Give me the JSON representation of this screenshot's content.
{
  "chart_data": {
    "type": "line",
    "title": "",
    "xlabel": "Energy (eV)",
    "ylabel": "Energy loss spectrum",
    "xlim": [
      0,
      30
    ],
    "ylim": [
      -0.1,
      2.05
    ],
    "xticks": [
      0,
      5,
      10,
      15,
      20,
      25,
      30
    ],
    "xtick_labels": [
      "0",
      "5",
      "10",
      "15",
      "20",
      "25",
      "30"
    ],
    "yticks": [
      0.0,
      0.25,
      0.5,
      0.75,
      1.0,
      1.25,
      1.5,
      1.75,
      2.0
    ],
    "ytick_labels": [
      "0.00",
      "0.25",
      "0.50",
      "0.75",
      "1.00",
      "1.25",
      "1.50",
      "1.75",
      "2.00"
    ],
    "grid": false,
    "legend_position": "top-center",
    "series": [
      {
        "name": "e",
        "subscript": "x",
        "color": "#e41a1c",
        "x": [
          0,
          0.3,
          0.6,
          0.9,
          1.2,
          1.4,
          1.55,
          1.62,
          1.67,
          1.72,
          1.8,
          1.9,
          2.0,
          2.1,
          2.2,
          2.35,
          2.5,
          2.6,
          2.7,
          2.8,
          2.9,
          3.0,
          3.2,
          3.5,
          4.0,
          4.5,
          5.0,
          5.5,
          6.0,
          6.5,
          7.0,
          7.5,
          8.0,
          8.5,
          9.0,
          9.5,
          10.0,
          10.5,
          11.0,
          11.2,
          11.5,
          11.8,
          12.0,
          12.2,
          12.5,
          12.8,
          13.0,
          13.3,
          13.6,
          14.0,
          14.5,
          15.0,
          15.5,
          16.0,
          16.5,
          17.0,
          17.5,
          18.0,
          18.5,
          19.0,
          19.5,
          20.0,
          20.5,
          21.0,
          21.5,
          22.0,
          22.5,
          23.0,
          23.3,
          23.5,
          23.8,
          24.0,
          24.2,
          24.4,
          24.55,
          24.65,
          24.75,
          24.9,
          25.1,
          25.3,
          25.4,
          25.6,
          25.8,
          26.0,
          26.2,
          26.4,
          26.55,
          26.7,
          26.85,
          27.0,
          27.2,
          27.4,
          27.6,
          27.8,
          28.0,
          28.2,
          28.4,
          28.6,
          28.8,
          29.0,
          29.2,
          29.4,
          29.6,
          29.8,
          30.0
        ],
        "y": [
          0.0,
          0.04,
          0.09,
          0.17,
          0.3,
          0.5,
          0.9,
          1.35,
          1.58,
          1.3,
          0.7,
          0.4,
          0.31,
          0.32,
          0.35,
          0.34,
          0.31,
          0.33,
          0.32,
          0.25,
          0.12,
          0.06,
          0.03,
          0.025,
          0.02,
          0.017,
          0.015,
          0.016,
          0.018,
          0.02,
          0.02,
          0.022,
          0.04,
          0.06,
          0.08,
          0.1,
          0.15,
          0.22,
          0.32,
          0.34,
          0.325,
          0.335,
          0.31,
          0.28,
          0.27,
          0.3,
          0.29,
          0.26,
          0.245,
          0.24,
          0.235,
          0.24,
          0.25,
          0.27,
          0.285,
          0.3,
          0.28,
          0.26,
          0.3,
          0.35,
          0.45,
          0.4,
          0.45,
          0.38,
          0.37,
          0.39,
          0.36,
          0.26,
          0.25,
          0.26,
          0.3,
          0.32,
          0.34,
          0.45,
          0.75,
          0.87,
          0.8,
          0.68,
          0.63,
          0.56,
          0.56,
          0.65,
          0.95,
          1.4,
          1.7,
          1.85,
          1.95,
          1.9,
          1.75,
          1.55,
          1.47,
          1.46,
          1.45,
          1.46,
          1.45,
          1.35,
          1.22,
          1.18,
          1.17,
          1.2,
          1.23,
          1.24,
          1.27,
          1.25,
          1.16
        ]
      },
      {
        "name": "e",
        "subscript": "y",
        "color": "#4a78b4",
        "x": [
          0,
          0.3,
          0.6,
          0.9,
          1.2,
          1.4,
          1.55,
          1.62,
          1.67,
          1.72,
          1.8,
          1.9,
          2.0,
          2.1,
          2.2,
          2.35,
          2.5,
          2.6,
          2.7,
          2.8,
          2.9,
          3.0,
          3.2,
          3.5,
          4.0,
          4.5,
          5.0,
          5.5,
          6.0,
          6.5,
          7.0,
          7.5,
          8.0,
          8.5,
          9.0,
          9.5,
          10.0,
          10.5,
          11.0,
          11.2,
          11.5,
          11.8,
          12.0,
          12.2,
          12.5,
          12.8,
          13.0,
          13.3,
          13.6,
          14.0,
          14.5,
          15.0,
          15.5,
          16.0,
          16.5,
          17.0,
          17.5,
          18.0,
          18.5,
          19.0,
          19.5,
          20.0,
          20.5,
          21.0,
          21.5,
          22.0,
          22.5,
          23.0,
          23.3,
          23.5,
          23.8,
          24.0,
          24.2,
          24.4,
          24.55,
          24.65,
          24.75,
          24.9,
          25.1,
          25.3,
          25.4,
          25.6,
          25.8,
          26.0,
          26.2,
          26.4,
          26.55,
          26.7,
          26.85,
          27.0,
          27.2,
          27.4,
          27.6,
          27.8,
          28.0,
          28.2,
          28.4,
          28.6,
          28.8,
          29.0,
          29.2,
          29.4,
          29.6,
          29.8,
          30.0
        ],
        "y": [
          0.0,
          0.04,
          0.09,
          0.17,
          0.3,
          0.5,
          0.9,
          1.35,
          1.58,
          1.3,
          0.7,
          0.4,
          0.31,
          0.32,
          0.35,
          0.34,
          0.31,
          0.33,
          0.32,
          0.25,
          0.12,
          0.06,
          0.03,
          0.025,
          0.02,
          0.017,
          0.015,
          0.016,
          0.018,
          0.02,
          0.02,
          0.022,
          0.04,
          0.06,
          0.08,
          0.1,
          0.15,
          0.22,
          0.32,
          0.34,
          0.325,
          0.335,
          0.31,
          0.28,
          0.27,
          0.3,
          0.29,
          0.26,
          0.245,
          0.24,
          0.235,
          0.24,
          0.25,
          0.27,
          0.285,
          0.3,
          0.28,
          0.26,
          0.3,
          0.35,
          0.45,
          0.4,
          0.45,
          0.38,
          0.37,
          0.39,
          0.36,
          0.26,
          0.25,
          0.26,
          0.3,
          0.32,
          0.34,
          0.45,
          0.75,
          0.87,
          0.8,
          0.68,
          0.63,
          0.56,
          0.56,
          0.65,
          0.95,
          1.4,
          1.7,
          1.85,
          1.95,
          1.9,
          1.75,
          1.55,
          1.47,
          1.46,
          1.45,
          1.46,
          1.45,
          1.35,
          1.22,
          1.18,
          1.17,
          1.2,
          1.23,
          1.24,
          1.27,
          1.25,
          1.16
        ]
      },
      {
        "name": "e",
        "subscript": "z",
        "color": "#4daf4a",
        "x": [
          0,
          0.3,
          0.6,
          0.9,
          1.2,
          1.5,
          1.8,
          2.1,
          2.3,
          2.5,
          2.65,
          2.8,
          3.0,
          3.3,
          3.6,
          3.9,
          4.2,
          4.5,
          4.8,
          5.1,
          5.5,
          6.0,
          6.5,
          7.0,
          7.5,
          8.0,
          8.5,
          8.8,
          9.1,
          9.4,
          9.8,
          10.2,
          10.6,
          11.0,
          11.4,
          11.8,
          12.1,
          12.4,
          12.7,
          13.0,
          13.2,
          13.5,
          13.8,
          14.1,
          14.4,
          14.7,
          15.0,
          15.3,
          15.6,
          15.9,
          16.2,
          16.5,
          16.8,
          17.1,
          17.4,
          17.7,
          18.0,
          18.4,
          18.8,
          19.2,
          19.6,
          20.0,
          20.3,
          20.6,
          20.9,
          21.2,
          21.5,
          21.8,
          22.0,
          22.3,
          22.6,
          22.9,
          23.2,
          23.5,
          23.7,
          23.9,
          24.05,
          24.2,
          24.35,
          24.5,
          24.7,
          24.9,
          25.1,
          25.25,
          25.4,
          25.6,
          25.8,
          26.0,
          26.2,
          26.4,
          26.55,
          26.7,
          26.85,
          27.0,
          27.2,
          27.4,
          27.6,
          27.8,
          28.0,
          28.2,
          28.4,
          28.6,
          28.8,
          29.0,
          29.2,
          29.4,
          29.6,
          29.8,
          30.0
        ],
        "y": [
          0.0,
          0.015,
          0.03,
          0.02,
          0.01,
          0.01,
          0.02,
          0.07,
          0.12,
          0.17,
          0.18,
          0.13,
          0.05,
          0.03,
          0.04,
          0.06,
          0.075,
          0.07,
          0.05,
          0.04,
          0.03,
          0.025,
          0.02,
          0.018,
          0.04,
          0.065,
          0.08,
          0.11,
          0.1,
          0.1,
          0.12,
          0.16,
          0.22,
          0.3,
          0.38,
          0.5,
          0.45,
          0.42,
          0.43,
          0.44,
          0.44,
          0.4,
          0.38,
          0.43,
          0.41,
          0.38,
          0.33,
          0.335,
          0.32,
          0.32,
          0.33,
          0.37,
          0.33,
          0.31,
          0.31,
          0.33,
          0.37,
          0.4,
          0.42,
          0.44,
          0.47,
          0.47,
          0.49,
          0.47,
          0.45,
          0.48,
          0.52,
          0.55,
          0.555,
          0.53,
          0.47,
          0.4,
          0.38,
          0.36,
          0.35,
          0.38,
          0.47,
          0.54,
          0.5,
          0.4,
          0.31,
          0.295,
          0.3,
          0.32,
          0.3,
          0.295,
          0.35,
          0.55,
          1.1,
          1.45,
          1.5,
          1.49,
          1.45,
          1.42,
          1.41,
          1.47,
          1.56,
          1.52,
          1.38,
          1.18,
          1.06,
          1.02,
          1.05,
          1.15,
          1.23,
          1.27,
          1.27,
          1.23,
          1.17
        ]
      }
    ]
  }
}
┄┄┄┄┄┄
Pull out every line holding "subscript" from the records above, and copy it.

_WRITTEN SOLUTION_
        "subscript": "x",
        "subscript": "y",
        "subscript": "z",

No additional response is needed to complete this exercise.